*ФОРМУЛИРОВКА ЗАДАНИЯ:* Перепишите часть отрывка о Самозванце, которая начинается со слов «Н. Костомаров —» и заканчивается словами «быстрая, немедленная европеизация.», заменив в ней «европеизация» на «модернизация».

*ВЫБРАННЫЙ ОТРЫВОК:*
В Думе он «в минуту, ко всеобщему удивлению, решал такие дела, над которыми бояре долго думали»[162]. Он не только раздавал обещания, но делал и реальные дела, например в действительности вернул долги служивым людям — «велел заплатить все те деньги, которые были взяты еще Грозным и не отданы»[163]. Мятеж 17 мая и убийство Самозванца, по недвусмысленному мнению Соловьева, не несли в себе ничего священного и справедливого. Это было совершено якобы от имени Руси, но совершено особой прослойкой людей, именуемой московской чернью. «Дело было чисто московское, но далеко не все москвичи его одобряли»[164]. Соловьев не дает никаких оправданий случившемуся. «В народе не могло не быть сознания, что совершено дело нечистое»[165]. 17 мая, по Соловьеву, началась Смута, поскольку было достигнуто особое нравственное состояние народа: «настоящего, установленного, священного ничего не было»[166]. К власти уже мог прийти кто угодно — насилием, заговором, но не по закону.
Н. Костомаров — историк, открыто не признающий версию об Отрепьеве. Хотя он предупреждает: «Мы не должны увлекаться блеском тех светлых черт, которые проглядывают не столько в его поступках, сколько в словах»[167], описание Костомаровым краткого пребывания Самозванца на московском троне похоже на апологию. Изящно танцующий, метко стреляющий, работающий на пушечном дворе лично, Дмитрий в изображении Костомарова напоминает некий абрис, предварительный чертеж Петра Великого, по направлению реформ и по их характеру. Хотя все русские реформы и реформаторы в общем схожи, ибо направление реформ одно: быстрая, немедленная европеизация.
В царствование Дмитрия «всем предоставлено было свободно заниматься промыслами и торговлей; всякие стеснения к выезду из государства и въезда в государство и переездам внутри государства уничтожены»[168]. Думу Самозванец называет Сенатом. «Англичане того времени замечают, что это был первый государь в Европе, который сделал свое государство в такой степени свободным»[169].

Сохранённые записи данных
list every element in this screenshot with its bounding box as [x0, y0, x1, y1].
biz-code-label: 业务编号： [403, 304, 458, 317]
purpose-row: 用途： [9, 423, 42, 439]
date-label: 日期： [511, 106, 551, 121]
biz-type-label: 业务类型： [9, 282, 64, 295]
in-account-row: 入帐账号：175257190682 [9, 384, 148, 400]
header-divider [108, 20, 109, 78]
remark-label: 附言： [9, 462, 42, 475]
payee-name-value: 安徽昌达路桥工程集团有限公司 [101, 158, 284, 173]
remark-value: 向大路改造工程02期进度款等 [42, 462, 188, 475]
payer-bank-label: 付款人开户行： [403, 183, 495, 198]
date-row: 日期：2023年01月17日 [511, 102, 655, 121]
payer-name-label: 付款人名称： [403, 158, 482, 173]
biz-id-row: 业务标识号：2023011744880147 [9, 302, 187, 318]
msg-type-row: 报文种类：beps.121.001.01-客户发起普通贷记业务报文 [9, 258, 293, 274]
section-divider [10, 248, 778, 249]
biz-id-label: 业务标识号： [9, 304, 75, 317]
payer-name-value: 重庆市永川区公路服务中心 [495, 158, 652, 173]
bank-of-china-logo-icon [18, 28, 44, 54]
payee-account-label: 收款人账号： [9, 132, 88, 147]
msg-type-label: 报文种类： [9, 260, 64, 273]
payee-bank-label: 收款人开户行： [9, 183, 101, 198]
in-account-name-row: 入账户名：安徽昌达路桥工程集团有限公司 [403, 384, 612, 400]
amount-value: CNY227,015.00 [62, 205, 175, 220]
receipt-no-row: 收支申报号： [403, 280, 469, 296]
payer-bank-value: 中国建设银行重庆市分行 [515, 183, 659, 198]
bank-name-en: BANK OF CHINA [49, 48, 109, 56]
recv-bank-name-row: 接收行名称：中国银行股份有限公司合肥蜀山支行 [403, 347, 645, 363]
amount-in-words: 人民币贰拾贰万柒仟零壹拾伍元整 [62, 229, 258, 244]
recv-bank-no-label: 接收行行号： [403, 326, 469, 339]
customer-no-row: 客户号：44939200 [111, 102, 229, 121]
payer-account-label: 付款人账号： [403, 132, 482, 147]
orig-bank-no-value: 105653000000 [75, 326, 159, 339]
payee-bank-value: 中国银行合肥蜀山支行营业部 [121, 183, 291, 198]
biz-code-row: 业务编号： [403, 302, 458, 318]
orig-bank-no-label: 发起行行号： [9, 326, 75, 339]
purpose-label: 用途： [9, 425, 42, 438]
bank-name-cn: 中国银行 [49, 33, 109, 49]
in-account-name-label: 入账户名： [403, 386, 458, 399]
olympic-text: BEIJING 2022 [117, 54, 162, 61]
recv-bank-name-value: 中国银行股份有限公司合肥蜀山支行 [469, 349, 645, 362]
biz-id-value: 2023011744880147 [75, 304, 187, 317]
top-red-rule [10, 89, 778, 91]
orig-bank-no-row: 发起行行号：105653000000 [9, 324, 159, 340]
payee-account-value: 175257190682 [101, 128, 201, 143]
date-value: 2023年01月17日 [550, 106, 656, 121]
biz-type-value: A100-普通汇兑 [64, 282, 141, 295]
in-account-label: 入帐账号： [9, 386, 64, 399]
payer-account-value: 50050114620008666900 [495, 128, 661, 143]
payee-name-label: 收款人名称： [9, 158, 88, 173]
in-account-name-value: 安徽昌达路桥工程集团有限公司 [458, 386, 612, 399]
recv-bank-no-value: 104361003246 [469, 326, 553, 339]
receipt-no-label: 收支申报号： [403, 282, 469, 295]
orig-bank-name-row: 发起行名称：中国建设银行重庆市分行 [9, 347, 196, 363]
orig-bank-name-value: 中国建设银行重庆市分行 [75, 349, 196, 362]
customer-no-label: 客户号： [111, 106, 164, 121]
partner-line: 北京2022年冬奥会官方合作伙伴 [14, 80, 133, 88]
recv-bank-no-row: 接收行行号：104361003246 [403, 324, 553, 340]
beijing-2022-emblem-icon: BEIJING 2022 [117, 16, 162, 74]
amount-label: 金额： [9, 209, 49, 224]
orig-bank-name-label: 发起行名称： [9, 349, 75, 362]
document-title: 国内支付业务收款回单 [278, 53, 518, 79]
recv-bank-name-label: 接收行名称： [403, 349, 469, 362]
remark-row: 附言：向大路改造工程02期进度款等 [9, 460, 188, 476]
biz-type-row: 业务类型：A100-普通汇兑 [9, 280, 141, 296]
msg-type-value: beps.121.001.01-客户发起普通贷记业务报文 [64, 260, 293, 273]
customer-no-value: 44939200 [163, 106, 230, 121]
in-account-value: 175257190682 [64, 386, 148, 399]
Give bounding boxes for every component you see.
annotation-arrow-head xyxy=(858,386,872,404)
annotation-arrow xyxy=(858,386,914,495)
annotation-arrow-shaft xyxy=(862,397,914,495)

*ОТВЕТ К ЗАДАНИЮ:*
Н. Костомаров — историк, открыто не признающий версию об Отрепьеве. Хотя он предупреждает: «Мы не должны увлекаться блеском тех светлых черт, которые проглядывают не столько в его поступках, сколько в словах»[167], описание Костомаровым краткого пребывания Самозванца на московском троне похоже на апологию. Изящно танцующий, метко стреляющий, работающий на пушечном дворе лично, Дмитрий в изображении Костомарова напоминает некий абрис, предварительный чертеж Петра Великого, по направлению реформ и по их характеру. Хотя все русские реформы и реформаторы в общем схожи, ибо направление реформ одно: быстрая, немедленная модернизация.